--- WHAT IS BEING ASKED ---
Tally the lines in the following entries that include the word "name"; state only the total.

--- DATA SHOWN ---
>> Start

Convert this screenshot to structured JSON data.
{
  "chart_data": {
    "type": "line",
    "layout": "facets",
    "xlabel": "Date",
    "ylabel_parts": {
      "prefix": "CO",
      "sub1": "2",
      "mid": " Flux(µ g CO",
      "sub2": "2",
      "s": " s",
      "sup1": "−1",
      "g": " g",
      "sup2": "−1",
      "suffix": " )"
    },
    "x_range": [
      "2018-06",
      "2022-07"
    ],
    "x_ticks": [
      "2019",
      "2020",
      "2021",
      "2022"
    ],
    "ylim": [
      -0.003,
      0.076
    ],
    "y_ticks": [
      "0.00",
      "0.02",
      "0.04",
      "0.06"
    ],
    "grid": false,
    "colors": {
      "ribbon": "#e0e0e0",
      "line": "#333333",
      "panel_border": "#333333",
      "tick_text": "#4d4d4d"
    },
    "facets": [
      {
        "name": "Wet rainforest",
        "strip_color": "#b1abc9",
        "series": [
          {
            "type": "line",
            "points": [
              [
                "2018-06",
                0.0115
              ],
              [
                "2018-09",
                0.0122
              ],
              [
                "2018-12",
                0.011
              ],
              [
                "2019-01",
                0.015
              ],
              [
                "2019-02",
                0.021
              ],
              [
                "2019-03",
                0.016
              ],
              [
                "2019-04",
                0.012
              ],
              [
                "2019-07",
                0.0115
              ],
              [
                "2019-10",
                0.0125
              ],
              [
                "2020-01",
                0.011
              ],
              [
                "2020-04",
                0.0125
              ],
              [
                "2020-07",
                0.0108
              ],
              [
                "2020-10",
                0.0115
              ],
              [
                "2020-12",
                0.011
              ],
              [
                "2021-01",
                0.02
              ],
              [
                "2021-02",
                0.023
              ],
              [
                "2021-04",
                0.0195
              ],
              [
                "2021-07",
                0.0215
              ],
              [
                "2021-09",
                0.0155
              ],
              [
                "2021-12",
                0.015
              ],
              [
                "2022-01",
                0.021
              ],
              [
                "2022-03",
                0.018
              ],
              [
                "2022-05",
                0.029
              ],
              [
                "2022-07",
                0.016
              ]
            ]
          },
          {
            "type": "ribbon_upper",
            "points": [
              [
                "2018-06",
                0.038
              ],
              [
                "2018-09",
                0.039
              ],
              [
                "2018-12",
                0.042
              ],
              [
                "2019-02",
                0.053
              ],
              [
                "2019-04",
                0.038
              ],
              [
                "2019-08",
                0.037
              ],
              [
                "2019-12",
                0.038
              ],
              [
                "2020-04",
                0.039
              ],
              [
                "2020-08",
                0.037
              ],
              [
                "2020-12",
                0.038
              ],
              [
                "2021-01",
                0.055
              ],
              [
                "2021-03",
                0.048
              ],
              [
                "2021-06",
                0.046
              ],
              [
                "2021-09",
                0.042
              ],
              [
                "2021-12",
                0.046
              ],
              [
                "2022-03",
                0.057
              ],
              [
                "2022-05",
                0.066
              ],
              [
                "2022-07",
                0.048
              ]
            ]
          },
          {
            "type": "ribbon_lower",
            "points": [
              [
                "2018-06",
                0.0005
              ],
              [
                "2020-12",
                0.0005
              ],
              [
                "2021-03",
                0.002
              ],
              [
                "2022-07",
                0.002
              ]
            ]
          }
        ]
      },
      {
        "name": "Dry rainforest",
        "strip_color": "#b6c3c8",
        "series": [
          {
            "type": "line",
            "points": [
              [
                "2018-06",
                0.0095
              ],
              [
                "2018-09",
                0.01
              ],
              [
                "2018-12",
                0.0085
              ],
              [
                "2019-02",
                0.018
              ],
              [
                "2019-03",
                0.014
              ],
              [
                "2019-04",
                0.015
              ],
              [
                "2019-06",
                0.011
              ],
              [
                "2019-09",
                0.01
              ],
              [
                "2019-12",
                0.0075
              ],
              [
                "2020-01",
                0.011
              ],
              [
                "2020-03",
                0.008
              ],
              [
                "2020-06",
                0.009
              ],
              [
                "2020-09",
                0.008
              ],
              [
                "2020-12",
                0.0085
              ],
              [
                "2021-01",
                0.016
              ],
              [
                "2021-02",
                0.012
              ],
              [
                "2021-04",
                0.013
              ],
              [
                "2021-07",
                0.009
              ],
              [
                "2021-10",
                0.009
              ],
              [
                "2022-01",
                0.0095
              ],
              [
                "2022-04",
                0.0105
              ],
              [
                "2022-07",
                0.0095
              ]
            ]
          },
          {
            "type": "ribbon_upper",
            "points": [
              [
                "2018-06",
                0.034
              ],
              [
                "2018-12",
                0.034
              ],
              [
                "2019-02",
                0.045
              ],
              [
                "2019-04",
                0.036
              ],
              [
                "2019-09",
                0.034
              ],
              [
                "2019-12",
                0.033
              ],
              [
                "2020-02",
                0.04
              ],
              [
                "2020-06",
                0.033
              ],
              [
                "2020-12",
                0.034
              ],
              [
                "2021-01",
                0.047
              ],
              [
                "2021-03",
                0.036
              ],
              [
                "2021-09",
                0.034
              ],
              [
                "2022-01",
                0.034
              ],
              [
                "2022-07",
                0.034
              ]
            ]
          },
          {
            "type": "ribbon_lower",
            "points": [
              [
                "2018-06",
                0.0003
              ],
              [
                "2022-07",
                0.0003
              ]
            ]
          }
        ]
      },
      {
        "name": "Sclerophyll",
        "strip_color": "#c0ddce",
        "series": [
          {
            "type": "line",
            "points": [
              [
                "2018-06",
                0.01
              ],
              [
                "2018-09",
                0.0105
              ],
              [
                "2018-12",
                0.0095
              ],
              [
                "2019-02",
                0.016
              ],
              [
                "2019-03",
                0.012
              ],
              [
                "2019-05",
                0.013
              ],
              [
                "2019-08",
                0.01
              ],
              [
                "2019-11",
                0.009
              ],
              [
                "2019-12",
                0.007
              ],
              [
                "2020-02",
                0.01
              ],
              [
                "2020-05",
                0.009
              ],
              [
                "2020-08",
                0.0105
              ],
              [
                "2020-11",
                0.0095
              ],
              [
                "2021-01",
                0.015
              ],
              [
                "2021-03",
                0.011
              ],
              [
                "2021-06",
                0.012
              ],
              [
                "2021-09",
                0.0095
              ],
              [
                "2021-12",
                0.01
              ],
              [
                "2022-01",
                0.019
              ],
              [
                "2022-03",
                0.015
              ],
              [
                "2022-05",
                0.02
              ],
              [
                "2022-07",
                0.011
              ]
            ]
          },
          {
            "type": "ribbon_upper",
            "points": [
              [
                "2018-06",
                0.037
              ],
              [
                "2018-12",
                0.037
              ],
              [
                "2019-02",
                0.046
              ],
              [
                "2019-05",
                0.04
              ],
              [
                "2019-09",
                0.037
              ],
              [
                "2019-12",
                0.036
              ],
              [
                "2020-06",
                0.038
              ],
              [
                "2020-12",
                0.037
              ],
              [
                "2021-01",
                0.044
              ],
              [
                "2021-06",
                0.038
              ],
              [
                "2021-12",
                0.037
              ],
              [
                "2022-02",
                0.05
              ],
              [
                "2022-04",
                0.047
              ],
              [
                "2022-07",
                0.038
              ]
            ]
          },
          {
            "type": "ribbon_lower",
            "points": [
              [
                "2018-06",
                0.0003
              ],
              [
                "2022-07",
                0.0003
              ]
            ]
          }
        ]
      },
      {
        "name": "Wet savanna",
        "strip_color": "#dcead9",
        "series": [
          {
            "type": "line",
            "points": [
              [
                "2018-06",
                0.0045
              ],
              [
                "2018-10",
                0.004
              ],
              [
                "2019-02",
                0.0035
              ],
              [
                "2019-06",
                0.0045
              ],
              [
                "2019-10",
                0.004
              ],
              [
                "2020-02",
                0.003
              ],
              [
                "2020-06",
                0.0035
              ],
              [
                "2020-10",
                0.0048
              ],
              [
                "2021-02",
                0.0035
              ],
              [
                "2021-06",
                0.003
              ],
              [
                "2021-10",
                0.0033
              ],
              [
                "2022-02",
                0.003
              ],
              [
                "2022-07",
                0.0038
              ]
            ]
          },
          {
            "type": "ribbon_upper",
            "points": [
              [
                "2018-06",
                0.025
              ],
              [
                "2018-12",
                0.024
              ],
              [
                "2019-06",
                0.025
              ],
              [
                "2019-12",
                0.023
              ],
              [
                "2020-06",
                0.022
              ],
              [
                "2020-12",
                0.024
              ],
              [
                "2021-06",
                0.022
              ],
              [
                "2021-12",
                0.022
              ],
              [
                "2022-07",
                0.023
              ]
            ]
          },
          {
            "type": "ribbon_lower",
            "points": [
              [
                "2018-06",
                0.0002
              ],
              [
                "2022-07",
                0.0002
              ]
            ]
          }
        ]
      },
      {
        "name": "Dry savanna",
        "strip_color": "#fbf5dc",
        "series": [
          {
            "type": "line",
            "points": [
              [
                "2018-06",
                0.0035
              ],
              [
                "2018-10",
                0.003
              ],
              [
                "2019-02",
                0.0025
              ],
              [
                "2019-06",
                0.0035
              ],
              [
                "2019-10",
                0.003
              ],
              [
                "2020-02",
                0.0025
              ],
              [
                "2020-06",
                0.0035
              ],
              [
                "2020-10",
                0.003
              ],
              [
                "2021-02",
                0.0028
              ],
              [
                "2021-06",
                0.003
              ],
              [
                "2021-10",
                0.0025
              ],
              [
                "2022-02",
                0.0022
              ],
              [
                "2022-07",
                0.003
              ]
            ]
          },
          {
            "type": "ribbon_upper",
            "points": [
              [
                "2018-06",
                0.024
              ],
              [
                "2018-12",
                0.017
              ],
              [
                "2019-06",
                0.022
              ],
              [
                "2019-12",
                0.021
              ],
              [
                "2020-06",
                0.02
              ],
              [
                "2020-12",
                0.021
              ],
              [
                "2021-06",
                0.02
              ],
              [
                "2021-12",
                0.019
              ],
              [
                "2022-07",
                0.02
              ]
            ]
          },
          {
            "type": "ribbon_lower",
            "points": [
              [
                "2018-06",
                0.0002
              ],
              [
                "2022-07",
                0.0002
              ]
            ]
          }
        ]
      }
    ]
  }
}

>> End

--- OUTPUT ---
5